WRITTEN TASK →
In full and without deviation, write out the entries that follow.

___ DATA IN THIS EXERCISE ___

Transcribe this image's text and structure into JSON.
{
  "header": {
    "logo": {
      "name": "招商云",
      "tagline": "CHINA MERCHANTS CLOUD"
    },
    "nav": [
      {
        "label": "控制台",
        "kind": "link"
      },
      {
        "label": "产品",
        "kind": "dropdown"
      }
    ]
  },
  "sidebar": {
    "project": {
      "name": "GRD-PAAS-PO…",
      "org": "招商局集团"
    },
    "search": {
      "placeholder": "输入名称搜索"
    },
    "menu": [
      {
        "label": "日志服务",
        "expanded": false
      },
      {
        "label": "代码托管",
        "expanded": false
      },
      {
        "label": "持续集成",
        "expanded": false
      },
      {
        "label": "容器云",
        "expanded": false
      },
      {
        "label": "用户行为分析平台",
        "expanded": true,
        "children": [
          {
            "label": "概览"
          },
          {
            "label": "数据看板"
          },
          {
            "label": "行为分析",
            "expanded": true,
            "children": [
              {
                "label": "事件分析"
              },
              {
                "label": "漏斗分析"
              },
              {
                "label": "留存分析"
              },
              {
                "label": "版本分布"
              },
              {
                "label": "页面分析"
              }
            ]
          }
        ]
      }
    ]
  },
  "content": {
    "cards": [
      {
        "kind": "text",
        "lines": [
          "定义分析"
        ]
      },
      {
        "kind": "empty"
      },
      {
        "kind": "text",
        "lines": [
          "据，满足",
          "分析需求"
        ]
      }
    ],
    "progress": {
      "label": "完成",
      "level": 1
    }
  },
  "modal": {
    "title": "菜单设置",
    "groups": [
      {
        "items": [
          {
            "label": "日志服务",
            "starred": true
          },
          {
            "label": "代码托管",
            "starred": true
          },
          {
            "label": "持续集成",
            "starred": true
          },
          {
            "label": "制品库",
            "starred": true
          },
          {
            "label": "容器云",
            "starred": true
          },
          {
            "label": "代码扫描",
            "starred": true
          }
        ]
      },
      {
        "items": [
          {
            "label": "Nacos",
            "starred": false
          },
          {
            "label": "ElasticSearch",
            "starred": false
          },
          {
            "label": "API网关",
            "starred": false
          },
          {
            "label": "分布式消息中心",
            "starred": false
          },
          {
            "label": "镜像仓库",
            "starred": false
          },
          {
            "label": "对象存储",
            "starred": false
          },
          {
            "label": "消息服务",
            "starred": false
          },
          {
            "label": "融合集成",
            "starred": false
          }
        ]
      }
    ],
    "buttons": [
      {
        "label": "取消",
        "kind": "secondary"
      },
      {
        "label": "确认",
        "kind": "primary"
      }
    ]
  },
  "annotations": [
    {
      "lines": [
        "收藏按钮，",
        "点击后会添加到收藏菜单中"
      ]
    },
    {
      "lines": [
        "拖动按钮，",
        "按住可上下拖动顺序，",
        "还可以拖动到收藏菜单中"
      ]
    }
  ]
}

___

FINISHED ANSWER →
Transcribe this image's text and structure into JSON.
{
  "header": {
    "logo": {
      "name": "招商云",
      "tagline": "CHINA MERCHANTS CLOUD"
    },
    "nav": [
      {
        "label": "控制台",
        "kind": "link"
      },
      {
        "label": "产品",
        "kind": "dropdown"
      }
    ]
  },
  "sidebar": {
    "project": {
      "name": "GRD-PAAS-PO…",
      "org": "招商局集团"
    },
    "search": {
      "placeholder": "输入名称搜索"
    },
    "menu": [
      {
        "label": "日志服务",
        "expanded": false
      },
      {
        "label": "代码托管",
        "expanded": false
      },
      {
        "label": "持续集成",
        "expanded": false
      },
      {
        "label": "容器云",
        "expanded": false
      },
      {
        "label": "用户行为分析平台",
        "expanded": true,
        "children": [
          {
            "label": "概览"
          },
          {
            "label": "数据看板"
          },
          {
            "label": "行为分析",
            "expanded": true,
            "children": [
              {
                "label": "事件分析"
              },
              {
                "label": "漏斗分析"
              },
              {
                "label": "留存分析"
              },
              {
                "label": "版本分布"
              },
              {
                "label": "页面分析"
              }
            ]
          }
        ]
      }
    ]
  },
  "content": {
    "cards": [
      {
        "kind": "text",
        "lines": [
          "定义分析"
        ]
      },
      {
        "kind": "empty"
      },
      {
        "kind": "text",
        "lines": [
          "据，满足",
          "分析需求"
        ]
      }
    ],
    "progress": {
      "label": "完成",
      "level": 1
    }
  },
  "modal": {
    "title": "菜单设置",
    "groups": [
      {
        "items": [
          {
            "label": "日志服务",
            "starred": true
          },
          {
            "label": "代码托管",
            "starred": true
          },
          {
            "label": "持续集成",
            "starred": true
          },
          {
            "label": "制品库",
            "starred": true
          },
          {
            "label": "容器云",
            "starred": true
          },
          {
            "label": "代码扫描",
            "starred": true
          }
        ]
      },
      {
        "items": [
          {
            "label": "Nacos",
            "starred": false
          },
          {
            "label": "ElasticSearch",
            "starred": false
          },
          {
            "label": "API网关",
            "starred": false
          },
          {
            "label": "分布式消息中心",
            "starred": false
          },
          {
            "label": "镜像仓库",
            "starred": false
          },
          {
            "label": "对象存储",
            "starred": false
          },
          {
            "label": "消息服务",
            "starred": false
          },
          {
            "label": "融合集成",
            "starred": false
          }
        ]
      }
    ],
    "buttons": [
      {
        "label": "取消",
        "kind": "secondary"
      },
      {
        "label": "确认",
        "kind": "primary"
      }
    ]
  },
  "annotations": [
    {
      "lines": [
        "收藏按钮，",
        "点击后会添加到收藏菜单中"
      ]
    },
    {
      "lines": [
        "拖动按钮，",
        "按住可上下拖动顺序，",
        "还可以拖动到收藏菜单中"
      ]
    }
  ]
}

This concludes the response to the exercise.